──────── DATASET CONTENT ────────

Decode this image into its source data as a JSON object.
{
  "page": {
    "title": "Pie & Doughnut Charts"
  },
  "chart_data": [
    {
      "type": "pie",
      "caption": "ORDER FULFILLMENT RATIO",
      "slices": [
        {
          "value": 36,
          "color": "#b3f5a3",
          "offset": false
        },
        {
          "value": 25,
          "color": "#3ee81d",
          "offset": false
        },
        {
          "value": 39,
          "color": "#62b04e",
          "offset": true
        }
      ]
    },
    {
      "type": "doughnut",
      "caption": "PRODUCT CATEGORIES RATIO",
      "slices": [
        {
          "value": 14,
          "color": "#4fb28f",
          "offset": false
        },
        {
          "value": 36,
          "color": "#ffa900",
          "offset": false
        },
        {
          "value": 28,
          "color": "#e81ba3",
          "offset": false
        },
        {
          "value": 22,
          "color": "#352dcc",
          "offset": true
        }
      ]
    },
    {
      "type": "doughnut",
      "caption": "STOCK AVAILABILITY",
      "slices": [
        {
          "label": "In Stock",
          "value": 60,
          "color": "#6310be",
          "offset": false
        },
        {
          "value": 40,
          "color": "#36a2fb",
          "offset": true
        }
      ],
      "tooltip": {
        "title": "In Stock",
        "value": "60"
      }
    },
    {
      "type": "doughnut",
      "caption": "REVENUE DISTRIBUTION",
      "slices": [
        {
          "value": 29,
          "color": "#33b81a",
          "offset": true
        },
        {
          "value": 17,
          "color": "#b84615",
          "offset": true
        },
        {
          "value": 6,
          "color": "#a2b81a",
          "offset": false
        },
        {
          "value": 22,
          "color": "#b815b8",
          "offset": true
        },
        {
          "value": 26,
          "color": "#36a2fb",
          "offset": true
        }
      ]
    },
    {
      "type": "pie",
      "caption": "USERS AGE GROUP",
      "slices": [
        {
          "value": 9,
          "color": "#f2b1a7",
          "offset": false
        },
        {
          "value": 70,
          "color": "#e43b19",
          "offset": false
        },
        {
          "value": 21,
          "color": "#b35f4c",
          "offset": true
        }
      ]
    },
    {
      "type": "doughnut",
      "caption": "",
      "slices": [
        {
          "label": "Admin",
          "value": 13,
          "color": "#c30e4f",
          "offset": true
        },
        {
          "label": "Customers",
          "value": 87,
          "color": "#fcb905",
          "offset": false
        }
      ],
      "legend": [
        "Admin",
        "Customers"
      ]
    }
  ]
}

────────

EXERCISE REQUIREMENTS :: Find each line with the string "caption" and copy it out.

ANSWER IN FULL ::
      "caption": "ORDER FULFILLMENT RATIO",
      "caption": "PRODUCT CATEGORIES RATIO",
      "caption": "STOCK AVAILABILITY",
      "caption": "REVENUE DISTRIBUTION",
      "caption": "USERS AGE GROUP",
      "caption": "",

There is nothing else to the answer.